● DIRECTIONS:
Extract each line bearing the word "this".

■ ■ ■ ■ ■ ■ ■

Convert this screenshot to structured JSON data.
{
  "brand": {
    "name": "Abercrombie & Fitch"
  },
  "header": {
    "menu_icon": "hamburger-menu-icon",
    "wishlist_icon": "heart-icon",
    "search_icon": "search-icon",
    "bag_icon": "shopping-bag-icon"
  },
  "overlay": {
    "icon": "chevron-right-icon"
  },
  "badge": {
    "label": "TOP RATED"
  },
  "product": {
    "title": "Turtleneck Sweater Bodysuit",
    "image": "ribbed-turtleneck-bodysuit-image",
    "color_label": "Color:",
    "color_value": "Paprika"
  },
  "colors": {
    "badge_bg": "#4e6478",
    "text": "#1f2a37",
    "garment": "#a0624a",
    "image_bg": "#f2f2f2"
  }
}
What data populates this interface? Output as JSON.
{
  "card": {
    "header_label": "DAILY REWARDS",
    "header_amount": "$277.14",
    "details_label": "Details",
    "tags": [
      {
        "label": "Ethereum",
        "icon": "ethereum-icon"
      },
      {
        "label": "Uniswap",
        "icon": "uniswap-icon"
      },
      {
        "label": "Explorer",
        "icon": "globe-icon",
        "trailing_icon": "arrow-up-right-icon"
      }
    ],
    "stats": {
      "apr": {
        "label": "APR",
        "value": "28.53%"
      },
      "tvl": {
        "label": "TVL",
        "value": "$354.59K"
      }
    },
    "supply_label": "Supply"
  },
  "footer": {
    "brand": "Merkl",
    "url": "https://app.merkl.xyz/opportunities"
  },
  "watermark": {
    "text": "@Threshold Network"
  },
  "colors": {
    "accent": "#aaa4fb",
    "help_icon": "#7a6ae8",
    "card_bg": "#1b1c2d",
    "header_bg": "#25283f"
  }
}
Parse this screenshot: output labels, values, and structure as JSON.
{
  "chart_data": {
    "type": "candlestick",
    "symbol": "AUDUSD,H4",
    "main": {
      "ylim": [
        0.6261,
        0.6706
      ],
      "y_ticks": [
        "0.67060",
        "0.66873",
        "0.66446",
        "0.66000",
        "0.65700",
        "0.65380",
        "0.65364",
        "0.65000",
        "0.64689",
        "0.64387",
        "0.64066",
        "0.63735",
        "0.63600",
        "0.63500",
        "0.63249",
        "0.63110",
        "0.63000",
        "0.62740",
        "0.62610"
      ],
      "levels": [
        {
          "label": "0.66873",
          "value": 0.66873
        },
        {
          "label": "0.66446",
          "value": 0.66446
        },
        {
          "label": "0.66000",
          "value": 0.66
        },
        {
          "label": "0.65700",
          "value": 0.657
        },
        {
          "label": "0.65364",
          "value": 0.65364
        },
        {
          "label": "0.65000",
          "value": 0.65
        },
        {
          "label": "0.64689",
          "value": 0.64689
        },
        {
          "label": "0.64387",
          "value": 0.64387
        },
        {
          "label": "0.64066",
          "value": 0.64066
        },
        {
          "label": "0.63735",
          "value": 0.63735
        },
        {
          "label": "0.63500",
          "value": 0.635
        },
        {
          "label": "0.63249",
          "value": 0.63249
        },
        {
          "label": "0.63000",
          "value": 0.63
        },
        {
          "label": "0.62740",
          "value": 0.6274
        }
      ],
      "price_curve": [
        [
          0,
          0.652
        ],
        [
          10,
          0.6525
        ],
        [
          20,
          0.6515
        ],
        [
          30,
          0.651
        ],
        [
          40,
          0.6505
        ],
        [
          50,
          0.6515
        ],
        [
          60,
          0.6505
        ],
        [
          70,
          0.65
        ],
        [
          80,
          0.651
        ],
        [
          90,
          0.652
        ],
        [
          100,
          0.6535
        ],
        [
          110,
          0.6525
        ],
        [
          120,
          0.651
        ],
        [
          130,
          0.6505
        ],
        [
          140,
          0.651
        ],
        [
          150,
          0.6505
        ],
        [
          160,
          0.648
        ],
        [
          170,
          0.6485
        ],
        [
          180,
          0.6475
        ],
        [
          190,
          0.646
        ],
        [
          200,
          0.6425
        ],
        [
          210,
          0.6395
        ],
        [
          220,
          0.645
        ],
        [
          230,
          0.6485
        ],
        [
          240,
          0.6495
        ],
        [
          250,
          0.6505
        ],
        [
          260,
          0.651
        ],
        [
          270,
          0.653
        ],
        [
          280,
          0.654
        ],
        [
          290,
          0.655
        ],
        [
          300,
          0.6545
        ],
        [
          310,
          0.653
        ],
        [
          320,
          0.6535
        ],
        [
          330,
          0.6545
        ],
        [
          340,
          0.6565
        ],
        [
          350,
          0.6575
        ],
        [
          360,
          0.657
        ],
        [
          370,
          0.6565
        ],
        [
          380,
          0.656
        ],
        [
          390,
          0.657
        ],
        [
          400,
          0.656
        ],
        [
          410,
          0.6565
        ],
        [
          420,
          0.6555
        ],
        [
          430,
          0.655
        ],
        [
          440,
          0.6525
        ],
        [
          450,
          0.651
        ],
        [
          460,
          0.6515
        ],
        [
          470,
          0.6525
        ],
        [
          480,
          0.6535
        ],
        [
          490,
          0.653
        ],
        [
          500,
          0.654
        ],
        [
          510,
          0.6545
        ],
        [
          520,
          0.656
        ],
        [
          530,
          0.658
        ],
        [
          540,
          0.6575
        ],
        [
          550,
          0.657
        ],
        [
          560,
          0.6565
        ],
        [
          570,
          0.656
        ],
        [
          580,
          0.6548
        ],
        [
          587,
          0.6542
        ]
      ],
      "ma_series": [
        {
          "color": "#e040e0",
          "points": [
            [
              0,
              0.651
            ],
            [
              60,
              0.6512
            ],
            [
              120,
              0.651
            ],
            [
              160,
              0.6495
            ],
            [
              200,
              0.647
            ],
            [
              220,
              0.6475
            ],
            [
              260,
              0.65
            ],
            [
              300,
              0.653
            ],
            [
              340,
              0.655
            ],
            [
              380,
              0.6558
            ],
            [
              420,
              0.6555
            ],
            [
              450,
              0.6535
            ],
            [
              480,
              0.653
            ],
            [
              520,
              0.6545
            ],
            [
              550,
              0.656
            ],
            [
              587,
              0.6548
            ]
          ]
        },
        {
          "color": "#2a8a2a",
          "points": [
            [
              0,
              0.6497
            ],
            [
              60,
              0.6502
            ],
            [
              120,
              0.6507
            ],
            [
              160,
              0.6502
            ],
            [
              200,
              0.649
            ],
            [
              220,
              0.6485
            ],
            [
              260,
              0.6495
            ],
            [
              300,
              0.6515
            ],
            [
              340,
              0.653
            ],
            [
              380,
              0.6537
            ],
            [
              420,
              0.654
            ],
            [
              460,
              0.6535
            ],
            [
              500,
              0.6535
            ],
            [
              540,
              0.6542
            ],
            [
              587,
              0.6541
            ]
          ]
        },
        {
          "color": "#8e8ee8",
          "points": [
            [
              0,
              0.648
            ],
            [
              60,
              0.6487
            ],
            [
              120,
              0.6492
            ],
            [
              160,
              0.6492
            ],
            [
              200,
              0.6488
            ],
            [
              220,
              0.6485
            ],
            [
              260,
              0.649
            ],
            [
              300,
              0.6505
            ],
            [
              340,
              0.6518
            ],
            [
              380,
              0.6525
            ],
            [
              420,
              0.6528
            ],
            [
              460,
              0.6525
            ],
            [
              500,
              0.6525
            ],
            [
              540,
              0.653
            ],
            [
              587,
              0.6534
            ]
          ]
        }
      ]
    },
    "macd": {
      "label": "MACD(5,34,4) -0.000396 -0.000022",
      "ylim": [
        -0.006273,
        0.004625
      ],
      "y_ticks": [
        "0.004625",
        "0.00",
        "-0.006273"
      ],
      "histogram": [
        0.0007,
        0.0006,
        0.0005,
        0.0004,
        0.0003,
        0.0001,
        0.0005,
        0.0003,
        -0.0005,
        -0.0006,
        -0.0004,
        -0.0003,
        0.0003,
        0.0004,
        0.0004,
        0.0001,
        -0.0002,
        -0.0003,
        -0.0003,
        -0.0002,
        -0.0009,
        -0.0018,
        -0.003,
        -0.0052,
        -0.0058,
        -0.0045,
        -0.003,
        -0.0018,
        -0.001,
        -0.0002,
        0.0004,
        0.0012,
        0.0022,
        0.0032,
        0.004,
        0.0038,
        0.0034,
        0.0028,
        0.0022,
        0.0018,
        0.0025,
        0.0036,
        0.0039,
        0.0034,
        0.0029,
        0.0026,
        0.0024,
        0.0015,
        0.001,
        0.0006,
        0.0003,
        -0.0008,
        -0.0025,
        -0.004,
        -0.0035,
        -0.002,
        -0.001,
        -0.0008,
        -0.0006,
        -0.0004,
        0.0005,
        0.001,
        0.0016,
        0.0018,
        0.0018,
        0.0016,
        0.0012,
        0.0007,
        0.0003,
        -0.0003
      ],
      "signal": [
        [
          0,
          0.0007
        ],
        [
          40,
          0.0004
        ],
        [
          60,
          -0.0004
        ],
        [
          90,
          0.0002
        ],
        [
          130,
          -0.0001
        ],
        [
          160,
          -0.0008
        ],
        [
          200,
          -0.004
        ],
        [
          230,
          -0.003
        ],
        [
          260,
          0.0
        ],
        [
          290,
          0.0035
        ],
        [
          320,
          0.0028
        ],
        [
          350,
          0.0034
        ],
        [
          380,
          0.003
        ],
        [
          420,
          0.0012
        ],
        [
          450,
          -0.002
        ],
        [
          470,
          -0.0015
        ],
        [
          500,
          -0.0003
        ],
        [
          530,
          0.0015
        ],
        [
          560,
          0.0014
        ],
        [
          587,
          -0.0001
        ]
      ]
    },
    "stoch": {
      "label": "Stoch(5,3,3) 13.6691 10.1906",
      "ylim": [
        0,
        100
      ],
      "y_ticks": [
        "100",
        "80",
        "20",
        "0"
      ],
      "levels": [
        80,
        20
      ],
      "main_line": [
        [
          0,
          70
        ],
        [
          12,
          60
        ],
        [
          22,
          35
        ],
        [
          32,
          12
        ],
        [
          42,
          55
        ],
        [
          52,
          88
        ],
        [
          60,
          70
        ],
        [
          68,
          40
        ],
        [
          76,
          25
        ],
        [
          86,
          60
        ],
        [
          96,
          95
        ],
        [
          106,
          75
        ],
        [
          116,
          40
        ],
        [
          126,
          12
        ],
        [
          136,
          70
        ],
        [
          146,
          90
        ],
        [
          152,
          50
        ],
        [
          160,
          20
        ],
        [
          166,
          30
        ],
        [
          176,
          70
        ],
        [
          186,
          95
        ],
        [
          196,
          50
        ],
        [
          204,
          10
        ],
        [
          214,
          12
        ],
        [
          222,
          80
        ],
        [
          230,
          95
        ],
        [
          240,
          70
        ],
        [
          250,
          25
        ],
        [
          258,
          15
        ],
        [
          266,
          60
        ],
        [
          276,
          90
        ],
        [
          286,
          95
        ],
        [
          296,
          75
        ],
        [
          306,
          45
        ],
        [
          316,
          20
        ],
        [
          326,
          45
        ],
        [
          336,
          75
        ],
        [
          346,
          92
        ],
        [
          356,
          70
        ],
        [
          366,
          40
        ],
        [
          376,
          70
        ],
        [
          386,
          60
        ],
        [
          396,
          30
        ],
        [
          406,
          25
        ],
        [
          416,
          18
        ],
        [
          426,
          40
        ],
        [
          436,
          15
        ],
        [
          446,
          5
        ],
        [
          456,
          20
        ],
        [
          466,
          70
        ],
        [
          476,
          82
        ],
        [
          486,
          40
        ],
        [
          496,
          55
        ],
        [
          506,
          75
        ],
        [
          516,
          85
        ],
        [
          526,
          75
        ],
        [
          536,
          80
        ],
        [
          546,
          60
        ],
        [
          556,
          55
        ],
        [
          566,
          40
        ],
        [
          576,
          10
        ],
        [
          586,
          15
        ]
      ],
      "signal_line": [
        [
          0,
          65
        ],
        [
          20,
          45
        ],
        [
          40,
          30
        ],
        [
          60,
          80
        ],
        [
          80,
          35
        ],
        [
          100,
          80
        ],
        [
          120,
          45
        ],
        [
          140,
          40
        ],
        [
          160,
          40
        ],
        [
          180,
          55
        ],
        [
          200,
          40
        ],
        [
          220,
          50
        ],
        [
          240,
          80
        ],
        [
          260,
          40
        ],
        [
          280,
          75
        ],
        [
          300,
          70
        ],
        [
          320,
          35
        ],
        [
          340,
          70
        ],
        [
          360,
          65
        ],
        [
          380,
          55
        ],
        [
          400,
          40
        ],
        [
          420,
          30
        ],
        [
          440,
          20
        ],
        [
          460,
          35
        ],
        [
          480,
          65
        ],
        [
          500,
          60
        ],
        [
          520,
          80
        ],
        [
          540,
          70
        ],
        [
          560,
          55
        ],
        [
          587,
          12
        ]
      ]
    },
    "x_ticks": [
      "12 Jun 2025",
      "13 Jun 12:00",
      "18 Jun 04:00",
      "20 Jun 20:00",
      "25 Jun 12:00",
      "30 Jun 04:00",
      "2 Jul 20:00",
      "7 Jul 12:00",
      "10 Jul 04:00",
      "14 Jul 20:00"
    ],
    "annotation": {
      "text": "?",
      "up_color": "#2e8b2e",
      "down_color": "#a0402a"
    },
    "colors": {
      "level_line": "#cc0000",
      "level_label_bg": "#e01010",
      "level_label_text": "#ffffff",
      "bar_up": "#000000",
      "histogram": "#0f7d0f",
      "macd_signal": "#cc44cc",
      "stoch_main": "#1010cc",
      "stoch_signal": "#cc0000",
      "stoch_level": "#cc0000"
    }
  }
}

■ ■ ■ ■ ■ ■ ■

● FINISHED EXERCISE:
Convert this screenshot to structured JSON data.
What data populates this interface? Output as JSON.
Parse this screenshot: output labels, values, and structure as JSON.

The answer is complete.